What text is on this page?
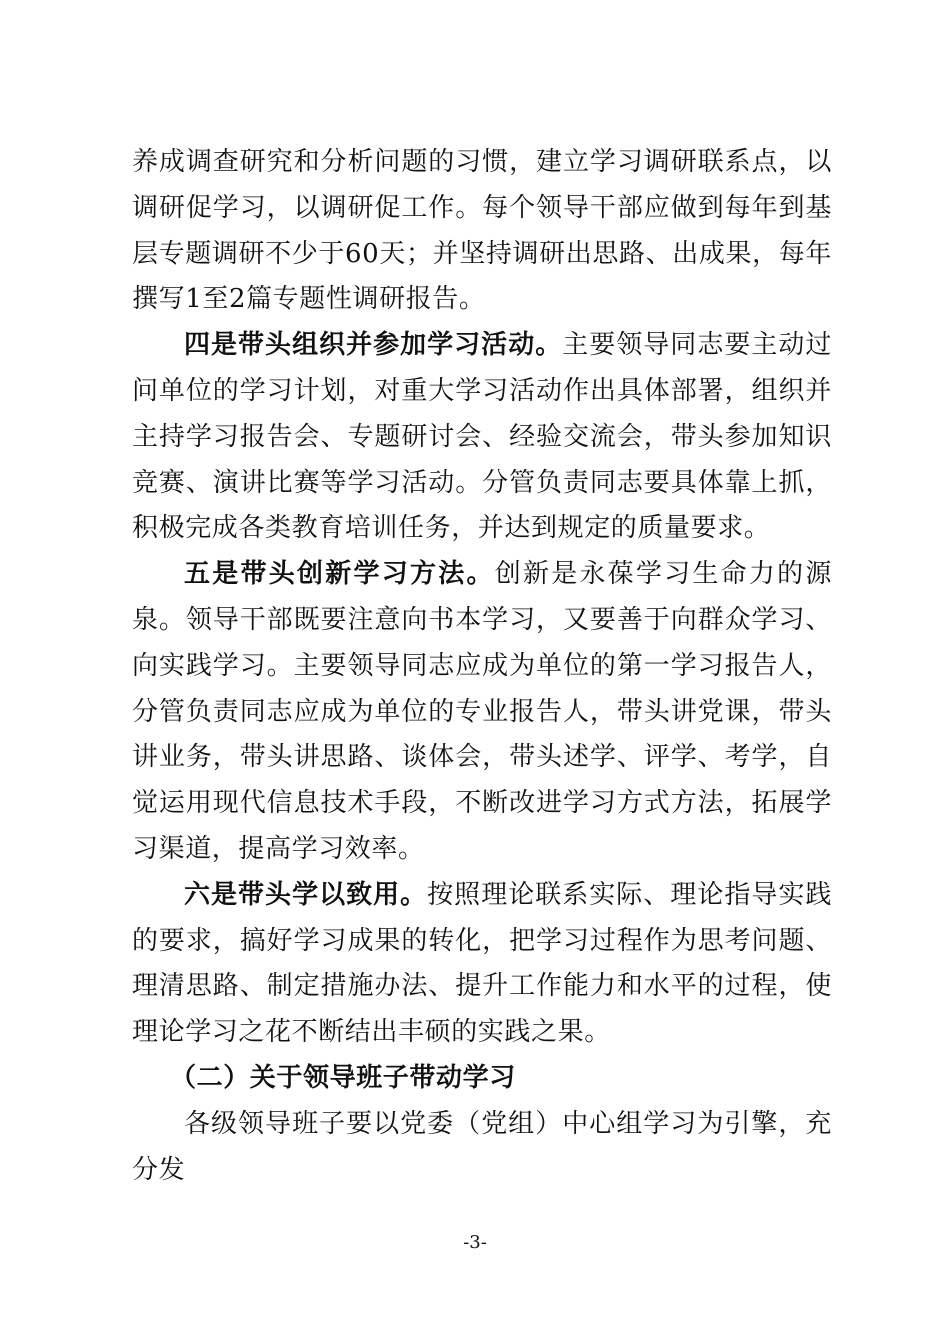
养成调查研究和分析问题的习惯，建立学习调研联系点，以调研促学习，以调研促工作。每个领导干部应做到每年到基层专题调研不少于60天；并坚持调研出思路、出成果，每年撰写1至2篇专题性调研报告。

四是带头组织并参加学习活动。主要领导同志要主动过问单位的学习计划，对重大学习活动作出具体部署，组织并主持学习报告会、专题研讨会、经验交流会，带头参加知识竞赛、演讲比赛等学习活动。分管负责同志要具体靠上抓，积极完成各类教育培训任务，并达到规定的质量要求。

五是带头创新学习方法。创新是永葆学习生命力的源泉。领导干部既要注意向书本学习，又要善于向群众学习、向实践学习。主要领导同志应成为单位的第一学习报告人，分管负责同志应成为单位的专业报告人，带头讲党课，带头讲业务，带头讲思路、谈体会，带头述学、评学、考学，自觉运用现代信息技术手段，不断改进学习方式方法，拓展学习渠道，提高学习效率。

六是带头学以致用。按照理论联系实际、理论指导实践的要求，搞好学习成果的转化，把学习过程作为思考问题、理清思路、制定措施办法、提升工作能力和水平的过程，使理论学习之花不断结出丰硕的实践之果。

（二）关于领导班子带动学习

各级领导班子要以党委（党组）中心组学习为引擎，充分发

-3-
——
What you are asked to do:
Copy the listing exactly. Any image in it stays out of the copy.

Answer to this problem:
What text is on this page?
养成调查研究和分析问题的习惯，建立学习调研联系点，以调研促学习，以调研促工作。每个领导干部应做到每年到基层专题调研不少于60天；并坚持调研出思路、出成果，每年撰写1至2篇专题性调研报告。

四是带头组织并参加学习活动。主要领导同志要主动过问单位的学习计划，对重大学习活动作出具体部署，组织并主持学习报告会、专题研讨会、经验交流会，带头参加知识竞赛、演讲比赛等学习活动。分管负责同志要具体靠上抓，积极完成各类教育培训任务，并达到规定的质量要求。

五是带头创新学习方法。创新是永葆学习生命力的源泉。领导干部既要注意向书本学习，又要善于向群众学习、向实践学习。主要领导同志应成为单位的第一学习报告人，分管负责同志应成为单位的专业报告人，带头讲党课，带头讲业务，带头讲思路、谈体会，带头述学、评学、考学，自觉运用现代信息技术手段，不断改进学习方式方法，拓展学习渠道，提高学习效率。

六是带头学以致用。按照理论联系实际、理论指导实践的要求，搞好学习成果的转化，把学习过程作为思考问题、理清思路、制定措施办法、提升工作能力和水平的过程，使理论学习之花不断结出丰硕的实践之果。

（二）关于领导班子带动学习

各级领导班子要以党委（党组）中心组学习为引擎，充分发

-3-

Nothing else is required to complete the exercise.